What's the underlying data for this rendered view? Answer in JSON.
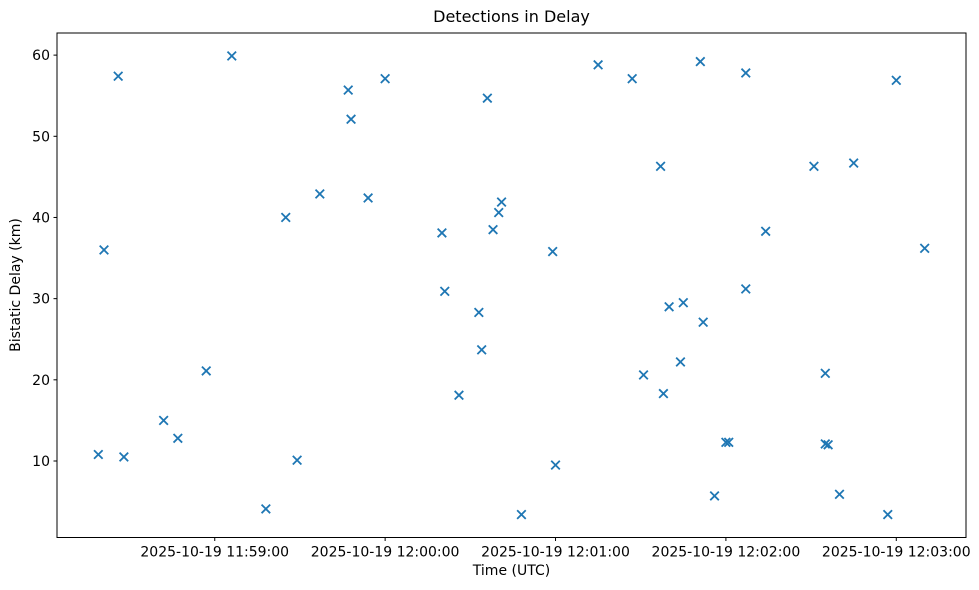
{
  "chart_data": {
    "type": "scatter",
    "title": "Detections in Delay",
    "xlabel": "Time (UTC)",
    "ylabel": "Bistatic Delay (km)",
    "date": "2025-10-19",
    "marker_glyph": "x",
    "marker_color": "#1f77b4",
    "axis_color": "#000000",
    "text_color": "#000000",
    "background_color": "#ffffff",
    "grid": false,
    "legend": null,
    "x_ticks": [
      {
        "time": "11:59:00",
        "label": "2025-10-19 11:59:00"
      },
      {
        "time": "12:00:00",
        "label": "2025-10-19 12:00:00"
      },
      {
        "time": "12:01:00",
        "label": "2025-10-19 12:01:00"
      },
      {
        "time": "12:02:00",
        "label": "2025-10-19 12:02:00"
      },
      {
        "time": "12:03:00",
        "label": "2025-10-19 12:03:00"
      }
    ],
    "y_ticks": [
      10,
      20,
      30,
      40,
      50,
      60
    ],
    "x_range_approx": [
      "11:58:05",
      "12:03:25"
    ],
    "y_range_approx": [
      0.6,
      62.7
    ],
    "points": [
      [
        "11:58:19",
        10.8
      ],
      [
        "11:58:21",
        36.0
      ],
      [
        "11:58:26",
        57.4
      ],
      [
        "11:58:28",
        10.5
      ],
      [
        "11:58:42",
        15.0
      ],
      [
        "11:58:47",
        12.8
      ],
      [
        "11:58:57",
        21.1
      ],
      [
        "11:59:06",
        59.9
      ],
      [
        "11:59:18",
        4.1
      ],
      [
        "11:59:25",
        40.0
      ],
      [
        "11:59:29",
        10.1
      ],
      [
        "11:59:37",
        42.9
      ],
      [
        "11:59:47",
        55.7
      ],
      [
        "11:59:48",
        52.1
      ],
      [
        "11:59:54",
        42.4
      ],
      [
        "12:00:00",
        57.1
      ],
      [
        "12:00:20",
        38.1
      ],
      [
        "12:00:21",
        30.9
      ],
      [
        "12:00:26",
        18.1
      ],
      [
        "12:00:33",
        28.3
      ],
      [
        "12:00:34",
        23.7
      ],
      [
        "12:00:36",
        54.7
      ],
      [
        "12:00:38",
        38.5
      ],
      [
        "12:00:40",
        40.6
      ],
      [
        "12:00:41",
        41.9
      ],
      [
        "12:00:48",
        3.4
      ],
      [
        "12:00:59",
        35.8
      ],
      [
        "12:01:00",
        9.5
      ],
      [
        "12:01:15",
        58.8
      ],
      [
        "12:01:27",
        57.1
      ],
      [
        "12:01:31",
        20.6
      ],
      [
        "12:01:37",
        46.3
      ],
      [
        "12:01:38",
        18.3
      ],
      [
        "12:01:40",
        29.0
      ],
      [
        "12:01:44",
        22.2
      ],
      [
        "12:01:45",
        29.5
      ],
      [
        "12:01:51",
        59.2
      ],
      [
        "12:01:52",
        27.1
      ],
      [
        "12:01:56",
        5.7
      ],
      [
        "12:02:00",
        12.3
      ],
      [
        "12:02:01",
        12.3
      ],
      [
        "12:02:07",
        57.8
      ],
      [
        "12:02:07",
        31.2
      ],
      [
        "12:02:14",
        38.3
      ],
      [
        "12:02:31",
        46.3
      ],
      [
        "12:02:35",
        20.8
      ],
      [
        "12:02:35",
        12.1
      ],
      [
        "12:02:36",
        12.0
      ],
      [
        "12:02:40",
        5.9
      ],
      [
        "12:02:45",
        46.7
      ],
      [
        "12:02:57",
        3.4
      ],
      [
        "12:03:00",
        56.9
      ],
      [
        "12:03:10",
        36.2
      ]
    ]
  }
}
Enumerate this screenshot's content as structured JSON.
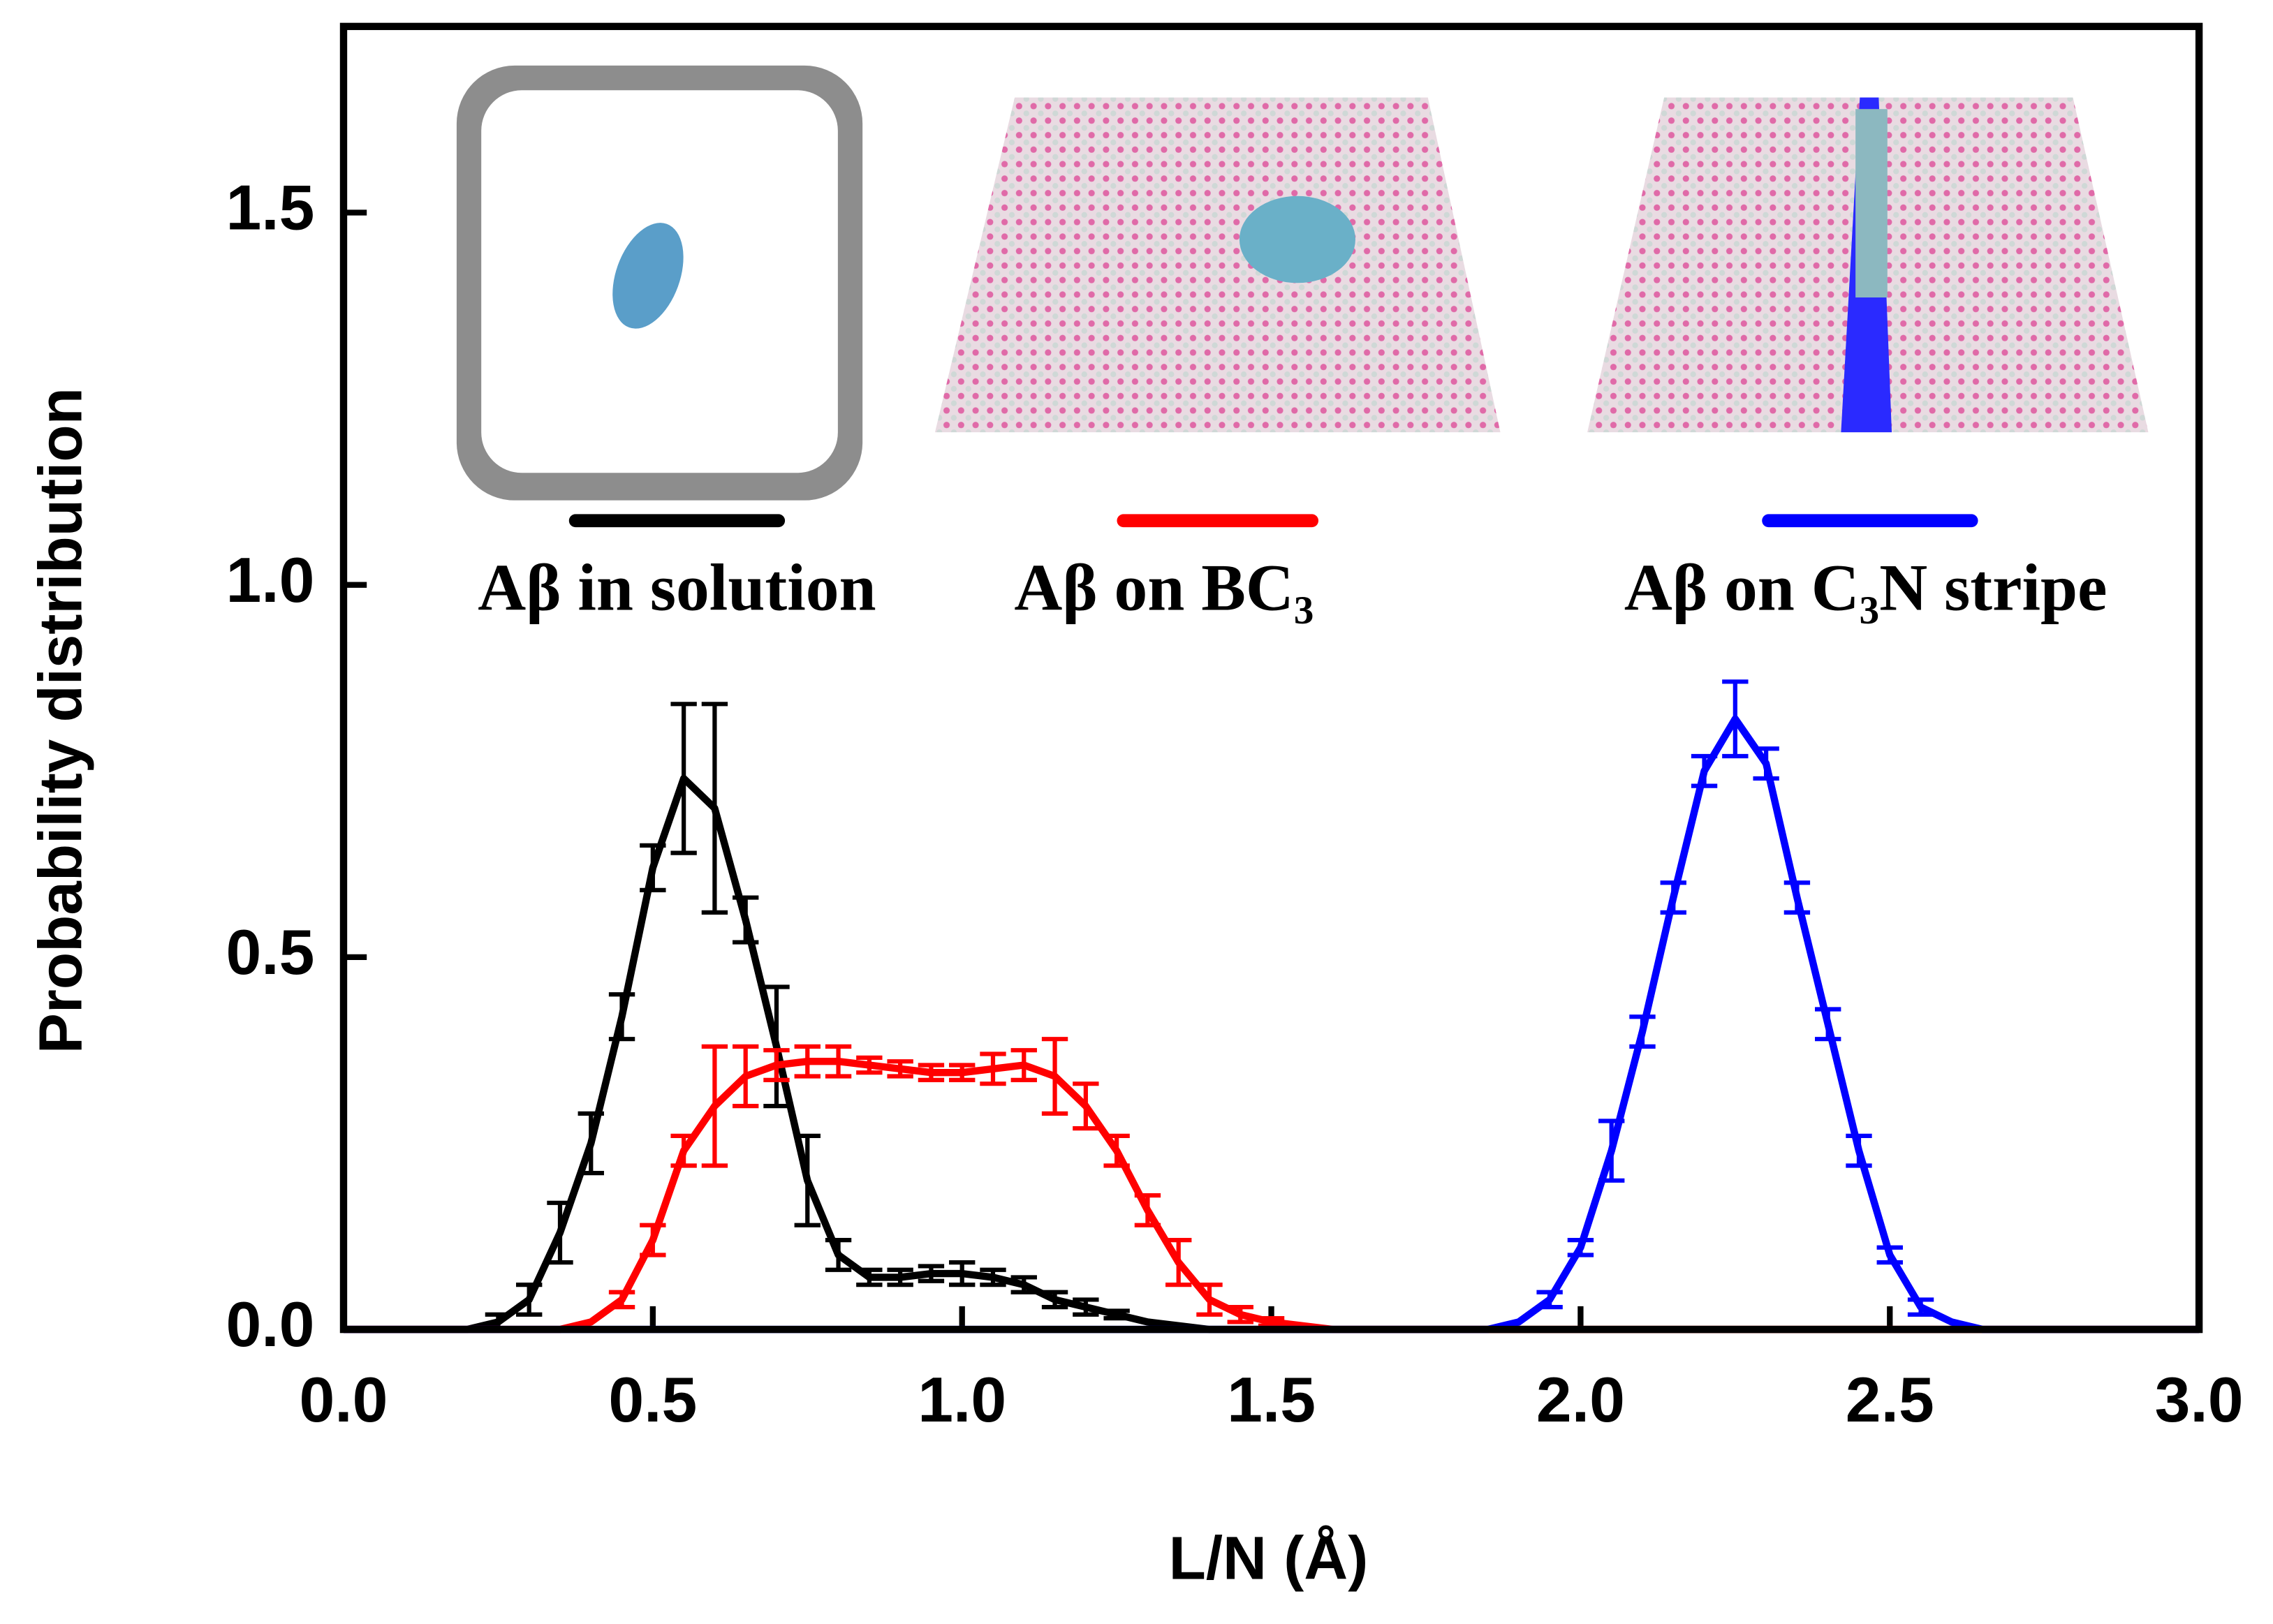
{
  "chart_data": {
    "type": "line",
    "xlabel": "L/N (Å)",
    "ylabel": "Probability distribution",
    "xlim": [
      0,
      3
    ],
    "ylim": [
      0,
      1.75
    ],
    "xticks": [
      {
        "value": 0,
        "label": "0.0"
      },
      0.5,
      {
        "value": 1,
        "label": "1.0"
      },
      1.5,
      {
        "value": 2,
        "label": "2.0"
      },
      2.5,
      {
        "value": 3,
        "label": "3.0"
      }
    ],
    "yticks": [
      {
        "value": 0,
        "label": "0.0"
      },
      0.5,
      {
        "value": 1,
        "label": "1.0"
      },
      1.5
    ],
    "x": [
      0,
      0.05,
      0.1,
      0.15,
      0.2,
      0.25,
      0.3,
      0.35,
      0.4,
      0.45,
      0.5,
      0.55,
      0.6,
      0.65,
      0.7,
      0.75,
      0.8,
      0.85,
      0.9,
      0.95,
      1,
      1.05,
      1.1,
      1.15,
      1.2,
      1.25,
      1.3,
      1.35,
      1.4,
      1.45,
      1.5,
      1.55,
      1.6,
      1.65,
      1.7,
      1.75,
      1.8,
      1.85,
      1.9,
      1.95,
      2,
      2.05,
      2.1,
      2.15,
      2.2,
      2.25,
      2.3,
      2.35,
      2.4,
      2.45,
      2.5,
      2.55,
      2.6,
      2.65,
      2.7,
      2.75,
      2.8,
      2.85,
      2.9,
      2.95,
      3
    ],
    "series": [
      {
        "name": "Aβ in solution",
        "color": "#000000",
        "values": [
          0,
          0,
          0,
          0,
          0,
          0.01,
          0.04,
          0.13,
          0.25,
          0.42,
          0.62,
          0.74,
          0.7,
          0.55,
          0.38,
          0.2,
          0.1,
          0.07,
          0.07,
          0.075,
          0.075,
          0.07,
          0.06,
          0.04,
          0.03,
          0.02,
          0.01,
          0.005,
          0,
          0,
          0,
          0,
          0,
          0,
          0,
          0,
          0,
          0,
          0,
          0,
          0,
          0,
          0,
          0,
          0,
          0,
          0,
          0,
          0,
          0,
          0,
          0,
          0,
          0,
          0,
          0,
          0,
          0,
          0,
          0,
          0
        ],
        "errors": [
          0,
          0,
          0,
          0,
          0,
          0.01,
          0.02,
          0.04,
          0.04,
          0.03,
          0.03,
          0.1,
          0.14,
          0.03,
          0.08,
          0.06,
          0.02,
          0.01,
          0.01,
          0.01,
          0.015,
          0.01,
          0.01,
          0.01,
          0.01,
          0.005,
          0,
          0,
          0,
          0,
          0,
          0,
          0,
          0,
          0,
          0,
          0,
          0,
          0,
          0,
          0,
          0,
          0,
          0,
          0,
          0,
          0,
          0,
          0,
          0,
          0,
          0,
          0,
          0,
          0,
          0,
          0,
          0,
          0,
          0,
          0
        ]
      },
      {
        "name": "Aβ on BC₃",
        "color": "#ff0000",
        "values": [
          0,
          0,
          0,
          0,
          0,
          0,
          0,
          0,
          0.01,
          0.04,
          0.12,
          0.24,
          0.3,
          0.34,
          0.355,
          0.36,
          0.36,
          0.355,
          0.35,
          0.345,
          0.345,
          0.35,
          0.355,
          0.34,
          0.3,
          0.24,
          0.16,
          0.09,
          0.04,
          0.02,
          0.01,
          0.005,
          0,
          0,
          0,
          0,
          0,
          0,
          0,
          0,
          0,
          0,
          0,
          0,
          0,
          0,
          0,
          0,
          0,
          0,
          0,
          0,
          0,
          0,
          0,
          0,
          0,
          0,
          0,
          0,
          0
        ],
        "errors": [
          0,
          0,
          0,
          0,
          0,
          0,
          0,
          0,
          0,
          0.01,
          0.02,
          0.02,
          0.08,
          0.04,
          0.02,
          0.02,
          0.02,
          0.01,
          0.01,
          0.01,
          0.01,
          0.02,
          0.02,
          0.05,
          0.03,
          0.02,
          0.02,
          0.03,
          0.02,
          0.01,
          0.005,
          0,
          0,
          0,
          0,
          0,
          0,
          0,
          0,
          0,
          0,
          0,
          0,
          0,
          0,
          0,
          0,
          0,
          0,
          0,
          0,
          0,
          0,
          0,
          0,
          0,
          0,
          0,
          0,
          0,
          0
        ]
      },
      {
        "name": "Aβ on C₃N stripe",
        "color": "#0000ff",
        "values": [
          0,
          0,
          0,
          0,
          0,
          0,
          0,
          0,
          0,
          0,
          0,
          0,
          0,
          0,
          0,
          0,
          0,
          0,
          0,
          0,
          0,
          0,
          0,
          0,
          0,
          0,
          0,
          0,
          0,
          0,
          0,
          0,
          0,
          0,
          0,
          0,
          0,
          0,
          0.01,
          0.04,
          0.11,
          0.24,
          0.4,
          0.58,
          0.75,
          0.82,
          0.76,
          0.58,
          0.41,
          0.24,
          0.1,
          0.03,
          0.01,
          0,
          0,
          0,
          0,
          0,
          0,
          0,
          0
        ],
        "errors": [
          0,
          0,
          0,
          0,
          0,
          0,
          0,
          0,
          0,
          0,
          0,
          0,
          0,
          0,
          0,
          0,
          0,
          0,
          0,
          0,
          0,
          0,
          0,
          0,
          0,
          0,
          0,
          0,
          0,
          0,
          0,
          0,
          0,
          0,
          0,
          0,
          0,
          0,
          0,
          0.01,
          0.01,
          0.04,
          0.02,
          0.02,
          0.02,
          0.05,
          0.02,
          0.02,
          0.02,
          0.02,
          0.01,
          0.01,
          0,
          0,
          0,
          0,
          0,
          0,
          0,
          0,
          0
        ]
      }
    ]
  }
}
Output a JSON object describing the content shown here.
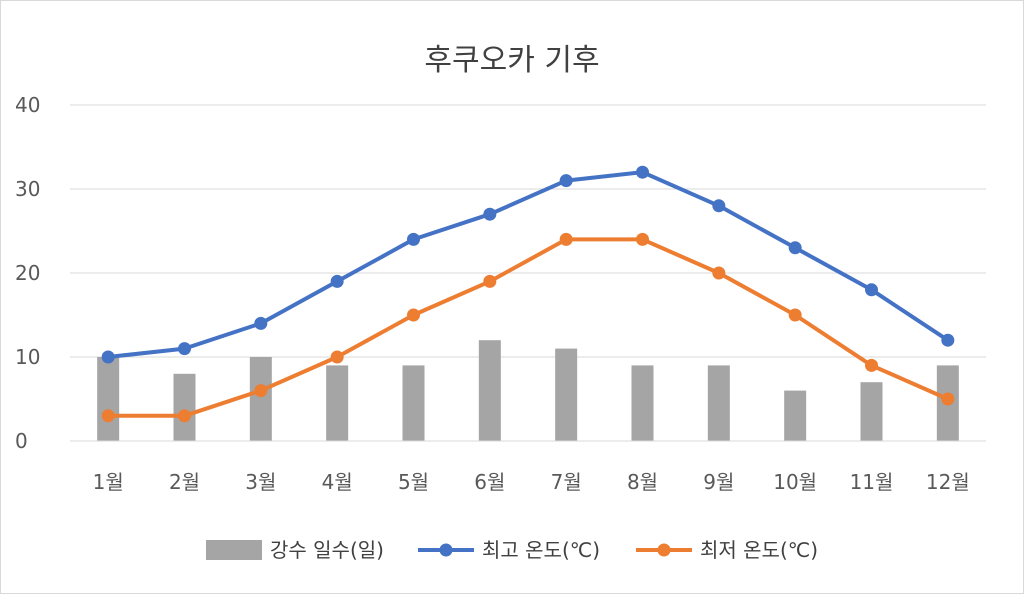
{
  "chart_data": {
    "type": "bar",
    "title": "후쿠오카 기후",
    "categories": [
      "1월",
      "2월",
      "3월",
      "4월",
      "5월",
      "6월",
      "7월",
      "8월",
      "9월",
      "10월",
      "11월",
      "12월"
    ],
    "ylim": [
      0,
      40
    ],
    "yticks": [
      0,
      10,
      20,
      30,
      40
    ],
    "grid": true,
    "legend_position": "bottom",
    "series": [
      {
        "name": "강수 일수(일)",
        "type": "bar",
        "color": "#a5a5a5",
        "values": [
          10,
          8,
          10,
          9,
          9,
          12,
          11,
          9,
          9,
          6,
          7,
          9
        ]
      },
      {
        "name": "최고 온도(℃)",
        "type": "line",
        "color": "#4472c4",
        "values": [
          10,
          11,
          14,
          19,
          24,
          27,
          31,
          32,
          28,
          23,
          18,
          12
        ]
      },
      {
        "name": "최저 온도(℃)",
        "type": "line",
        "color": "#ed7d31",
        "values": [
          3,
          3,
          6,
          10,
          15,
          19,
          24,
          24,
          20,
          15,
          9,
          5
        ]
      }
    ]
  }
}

———

### EXERCISE GOAL
Find every line in the records that has the string "type", then state how many there are and nothing else.

### TASK SOLUTION
6